Lines of data:
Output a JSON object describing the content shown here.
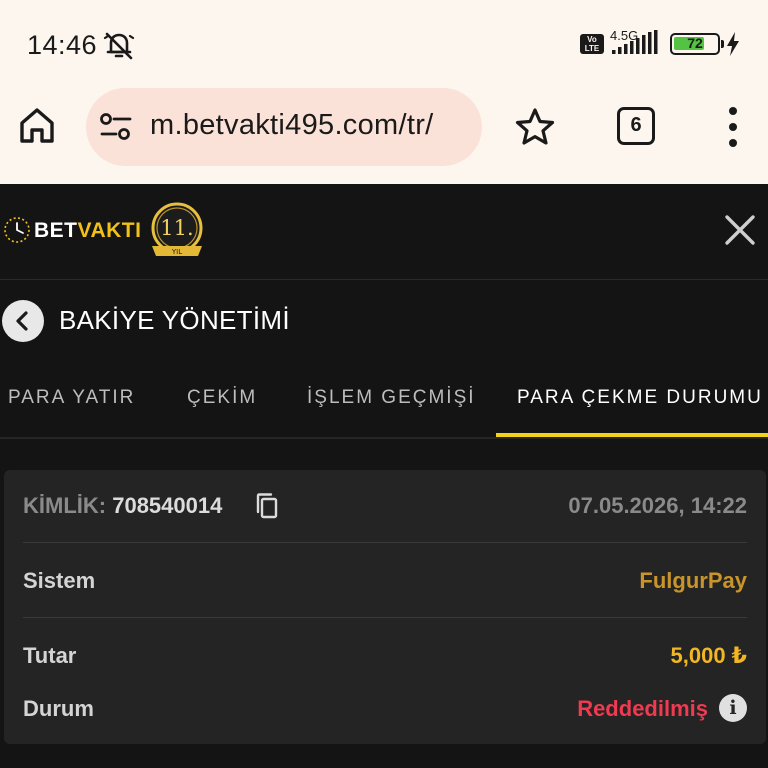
{
  "status_bar": {
    "time": "14:46",
    "volte": "Vo\nLTE",
    "network": "4.5G",
    "battery_level": "72",
    "battery_percent": 72,
    "icons": [
      "bell-off-icon",
      "signal-icon",
      "battery-icon",
      "charging-bolt-icon"
    ]
  },
  "browser": {
    "url": "m.betvakti495.com/tr/",
    "tab_count": "6",
    "icons": [
      "home-icon",
      "site-settings-icon",
      "bookmark-star-icon",
      "tab-switcher-icon",
      "more-vert-icon"
    ]
  },
  "app": {
    "logo_part1": "BET",
    "logo_part2": "VAKTI",
    "badge_text": "11.",
    "badge_sub": "YIL"
  },
  "section": {
    "title": "BAKİYE YÖNETİMİ"
  },
  "tabs": [
    {
      "label": "PARA YATIR"
    },
    {
      "label": "ÇEKİM"
    },
    {
      "label": "İŞLEM GEÇMİŞİ"
    },
    {
      "label": "PARA ÇEKME DURUMU",
      "active": true
    }
  ],
  "card": {
    "id_label": "KİMLİK:",
    "id_value": "708540014",
    "date": "07.05.2026, 14:22",
    "system_label": "Sistem",
    "system_value": "FulgurPay",
    "amount_label": "Tutar",
    "amount_value": "5,000 ₺",
    "status_label": "Durum",
    "status_value": "Reddedilmiş",
    "info_glyph": "i"
  },
  "colors": {
    "accent": "#f2d31c",
    "gold": "#c9952a",
    "amount": "#f2b622",
    "rejected": "#ef3a4f",
    "background": "#141414",
    "card": "#242424"
  }
}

WRITTEN INSTRUCTION » Copy every line above word for word and exclude the pictures.

WRITTEN SOLUTION »
Output a JSON object describing the content shown here.
{
  "status_bar": {
    "time": "14:46",
    "volte": "Vo\nLTE",
    "network": "4.5G",
    "battery_level": "72",
    "battery_percent": 72,
    "icons": [
      "bell-off-icon",
      "signal-icon",
      "battery-icon",
      "charging-bolt-icon"
    ]
  },
  "browser": {
    "url": "m.betvakti495.com/tr/",
    "tab_count": "6",
    "icons": [
      "home-icon",
      "site-settings-icon",
      "bookmark-star-icon",
      "tab-switcher-icon",
      "more-vert-icon"
    ]
  },
  "app": {
    "logo_part1": "BET",
    "logo_part2": "VAKTI",
    "badge_text": "11.",
    "badge_sub": "YIL"
  },
  "section": {
    "title": "BAKİYE YÖNETİMİ"
  },
  "tabs": [
    {
      "label": "PARA YATIR"
    },
    {
      "label": "ÇEKİM"
    },
    {
      "label": "İŞLEM GEÇMİŞİ"
    },
    {
      "label": "PARA ÇEKME DURUMU",
      "active": true
    }
  ],
  "card": {
    "id_label": "KİMLİK:",
    "id_value": "708540014",
    "date": "07.05.2026, 14:22",
    "system_label": "Sistem",
    "system_value": "FulgurPay",
    "amount_label": "Tutar",
    "amount_value": "5,000 ₺",
    "status_label": "Durum",
    "status_value": "Reddedilmiş",
    "info_glyph": "i"
  },
  "colors": {
    "accent": "#f2d31c",
    "gold": "#c9952a",
    "amount": "#f2b622",
    "rejected": "#ef3a4f",
    "background": "#141414",
    "card": "#242424"
  }
}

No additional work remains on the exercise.